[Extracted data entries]
════

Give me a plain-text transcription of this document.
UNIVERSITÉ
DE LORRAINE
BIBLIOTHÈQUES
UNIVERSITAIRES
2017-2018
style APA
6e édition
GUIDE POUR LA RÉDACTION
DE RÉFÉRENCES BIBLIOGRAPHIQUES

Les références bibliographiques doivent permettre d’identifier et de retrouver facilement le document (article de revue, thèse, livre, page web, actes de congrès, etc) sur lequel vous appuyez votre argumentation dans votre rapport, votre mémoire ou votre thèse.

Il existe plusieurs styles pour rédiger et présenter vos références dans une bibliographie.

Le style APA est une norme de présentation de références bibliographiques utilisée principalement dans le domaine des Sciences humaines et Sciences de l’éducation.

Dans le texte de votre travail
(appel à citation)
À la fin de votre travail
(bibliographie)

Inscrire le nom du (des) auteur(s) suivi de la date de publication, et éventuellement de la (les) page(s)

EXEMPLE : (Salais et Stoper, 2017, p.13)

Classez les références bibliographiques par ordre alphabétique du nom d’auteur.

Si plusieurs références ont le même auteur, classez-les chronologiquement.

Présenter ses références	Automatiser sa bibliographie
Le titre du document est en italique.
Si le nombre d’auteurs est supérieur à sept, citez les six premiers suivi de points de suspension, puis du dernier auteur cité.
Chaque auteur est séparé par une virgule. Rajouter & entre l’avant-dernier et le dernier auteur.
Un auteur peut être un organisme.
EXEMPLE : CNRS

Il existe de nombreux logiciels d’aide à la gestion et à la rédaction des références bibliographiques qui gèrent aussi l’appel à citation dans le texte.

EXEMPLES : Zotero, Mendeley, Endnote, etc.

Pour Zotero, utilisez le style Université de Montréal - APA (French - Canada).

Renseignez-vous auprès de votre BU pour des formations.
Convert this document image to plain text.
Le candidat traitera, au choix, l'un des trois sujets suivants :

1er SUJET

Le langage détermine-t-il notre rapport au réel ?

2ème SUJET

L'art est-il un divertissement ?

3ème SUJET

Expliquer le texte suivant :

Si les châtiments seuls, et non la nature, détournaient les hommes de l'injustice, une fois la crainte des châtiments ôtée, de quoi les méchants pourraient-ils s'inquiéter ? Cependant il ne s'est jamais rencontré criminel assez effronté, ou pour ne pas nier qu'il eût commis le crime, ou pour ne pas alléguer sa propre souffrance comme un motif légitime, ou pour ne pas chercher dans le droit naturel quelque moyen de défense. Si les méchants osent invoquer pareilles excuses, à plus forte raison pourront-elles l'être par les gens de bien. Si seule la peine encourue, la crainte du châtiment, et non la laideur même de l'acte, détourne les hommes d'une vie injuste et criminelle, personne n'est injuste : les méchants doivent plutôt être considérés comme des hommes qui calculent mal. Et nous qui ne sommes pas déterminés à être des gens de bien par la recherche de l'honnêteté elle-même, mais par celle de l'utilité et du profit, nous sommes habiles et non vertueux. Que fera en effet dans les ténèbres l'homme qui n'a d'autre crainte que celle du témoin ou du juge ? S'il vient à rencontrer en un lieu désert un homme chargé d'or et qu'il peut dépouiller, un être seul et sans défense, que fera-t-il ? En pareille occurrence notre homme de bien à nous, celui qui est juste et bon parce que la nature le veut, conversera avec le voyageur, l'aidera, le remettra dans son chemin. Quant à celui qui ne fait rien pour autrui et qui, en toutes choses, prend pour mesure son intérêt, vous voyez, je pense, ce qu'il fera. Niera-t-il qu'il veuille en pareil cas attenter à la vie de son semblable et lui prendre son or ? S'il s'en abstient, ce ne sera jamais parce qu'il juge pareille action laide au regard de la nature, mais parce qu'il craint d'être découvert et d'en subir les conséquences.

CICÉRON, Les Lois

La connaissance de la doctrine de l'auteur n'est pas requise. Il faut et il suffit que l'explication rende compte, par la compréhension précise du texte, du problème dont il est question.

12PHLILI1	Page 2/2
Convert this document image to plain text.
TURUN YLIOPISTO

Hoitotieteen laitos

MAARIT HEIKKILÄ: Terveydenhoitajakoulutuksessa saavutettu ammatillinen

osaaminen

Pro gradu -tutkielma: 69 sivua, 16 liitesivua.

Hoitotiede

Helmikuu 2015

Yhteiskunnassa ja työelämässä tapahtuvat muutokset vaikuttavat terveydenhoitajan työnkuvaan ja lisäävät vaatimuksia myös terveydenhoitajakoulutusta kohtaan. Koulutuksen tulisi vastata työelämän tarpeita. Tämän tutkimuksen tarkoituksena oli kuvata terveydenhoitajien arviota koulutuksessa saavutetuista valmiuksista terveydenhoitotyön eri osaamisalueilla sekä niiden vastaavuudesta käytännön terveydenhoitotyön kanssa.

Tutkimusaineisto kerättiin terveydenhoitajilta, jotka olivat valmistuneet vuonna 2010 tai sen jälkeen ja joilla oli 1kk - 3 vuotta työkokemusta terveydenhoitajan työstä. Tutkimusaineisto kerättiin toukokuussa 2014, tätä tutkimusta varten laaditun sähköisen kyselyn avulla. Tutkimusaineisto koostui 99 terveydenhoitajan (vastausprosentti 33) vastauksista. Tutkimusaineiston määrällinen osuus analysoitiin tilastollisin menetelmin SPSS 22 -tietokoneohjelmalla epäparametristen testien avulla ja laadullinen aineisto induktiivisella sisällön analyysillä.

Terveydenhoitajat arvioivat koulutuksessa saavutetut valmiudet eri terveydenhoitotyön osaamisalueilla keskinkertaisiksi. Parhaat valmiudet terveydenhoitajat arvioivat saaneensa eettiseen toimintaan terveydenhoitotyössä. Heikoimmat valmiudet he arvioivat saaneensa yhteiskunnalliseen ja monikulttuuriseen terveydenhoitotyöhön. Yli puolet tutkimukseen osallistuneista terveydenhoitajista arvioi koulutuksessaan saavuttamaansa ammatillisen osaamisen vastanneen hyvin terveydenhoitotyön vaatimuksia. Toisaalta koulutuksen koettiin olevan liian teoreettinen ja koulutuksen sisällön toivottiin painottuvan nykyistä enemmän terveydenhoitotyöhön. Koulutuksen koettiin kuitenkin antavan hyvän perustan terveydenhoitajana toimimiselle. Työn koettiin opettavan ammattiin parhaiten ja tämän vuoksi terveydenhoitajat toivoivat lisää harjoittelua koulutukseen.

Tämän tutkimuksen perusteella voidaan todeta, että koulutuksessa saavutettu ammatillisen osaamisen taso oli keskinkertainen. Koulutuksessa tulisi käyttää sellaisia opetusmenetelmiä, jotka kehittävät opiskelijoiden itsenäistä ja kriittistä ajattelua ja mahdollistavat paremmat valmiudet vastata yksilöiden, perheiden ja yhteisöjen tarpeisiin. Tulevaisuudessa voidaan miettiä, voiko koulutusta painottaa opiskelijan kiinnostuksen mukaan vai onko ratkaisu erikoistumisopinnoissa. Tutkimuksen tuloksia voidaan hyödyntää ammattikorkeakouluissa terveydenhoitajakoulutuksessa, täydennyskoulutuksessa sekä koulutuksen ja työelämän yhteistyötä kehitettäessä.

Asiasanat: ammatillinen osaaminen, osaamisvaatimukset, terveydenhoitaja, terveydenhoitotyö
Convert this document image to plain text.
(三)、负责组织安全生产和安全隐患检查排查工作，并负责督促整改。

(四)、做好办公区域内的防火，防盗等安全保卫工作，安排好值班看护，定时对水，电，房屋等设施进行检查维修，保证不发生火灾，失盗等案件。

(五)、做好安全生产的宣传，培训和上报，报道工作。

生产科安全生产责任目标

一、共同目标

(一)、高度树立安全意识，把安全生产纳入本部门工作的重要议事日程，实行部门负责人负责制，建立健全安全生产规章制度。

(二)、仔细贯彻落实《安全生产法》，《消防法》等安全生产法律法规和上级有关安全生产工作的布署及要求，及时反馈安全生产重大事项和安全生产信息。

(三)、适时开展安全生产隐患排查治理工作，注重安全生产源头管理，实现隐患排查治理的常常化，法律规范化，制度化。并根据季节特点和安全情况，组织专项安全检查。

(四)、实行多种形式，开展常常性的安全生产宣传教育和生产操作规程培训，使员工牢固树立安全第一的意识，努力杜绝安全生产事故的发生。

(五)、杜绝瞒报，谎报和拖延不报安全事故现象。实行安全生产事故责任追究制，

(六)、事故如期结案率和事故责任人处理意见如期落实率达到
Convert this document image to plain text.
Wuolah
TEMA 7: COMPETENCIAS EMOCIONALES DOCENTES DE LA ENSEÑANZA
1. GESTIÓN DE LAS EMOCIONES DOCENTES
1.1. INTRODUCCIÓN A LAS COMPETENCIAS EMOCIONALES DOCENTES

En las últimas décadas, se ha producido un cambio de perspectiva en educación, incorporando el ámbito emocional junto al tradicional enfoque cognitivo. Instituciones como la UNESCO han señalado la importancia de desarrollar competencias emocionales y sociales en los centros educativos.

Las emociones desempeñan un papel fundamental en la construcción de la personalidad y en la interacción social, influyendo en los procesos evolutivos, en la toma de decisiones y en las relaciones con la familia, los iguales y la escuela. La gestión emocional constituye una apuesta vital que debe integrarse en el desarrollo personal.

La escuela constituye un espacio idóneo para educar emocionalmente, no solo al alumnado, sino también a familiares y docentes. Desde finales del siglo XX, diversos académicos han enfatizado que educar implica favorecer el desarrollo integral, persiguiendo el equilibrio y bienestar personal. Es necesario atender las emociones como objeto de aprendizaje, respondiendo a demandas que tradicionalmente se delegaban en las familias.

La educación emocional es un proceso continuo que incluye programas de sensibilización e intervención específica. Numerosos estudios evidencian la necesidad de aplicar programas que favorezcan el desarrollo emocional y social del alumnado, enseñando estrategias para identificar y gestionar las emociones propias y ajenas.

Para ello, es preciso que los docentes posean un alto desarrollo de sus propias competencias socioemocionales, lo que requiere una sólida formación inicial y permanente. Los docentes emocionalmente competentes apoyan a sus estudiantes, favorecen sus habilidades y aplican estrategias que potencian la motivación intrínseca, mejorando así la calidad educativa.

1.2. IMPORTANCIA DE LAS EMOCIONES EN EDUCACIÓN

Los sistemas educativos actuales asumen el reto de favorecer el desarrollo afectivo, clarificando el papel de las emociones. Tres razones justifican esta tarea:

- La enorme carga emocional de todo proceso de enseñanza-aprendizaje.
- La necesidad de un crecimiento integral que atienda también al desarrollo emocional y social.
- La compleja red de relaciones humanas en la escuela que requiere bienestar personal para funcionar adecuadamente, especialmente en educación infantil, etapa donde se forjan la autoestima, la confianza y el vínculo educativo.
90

════

Return each line where "appel" shows up.

(appel à citation)
Il existe de nombreux logiciels d’aide à la gestion et à la rédaction des références bibliographiques qui gèrent aussi l’appel à citation dans le texte.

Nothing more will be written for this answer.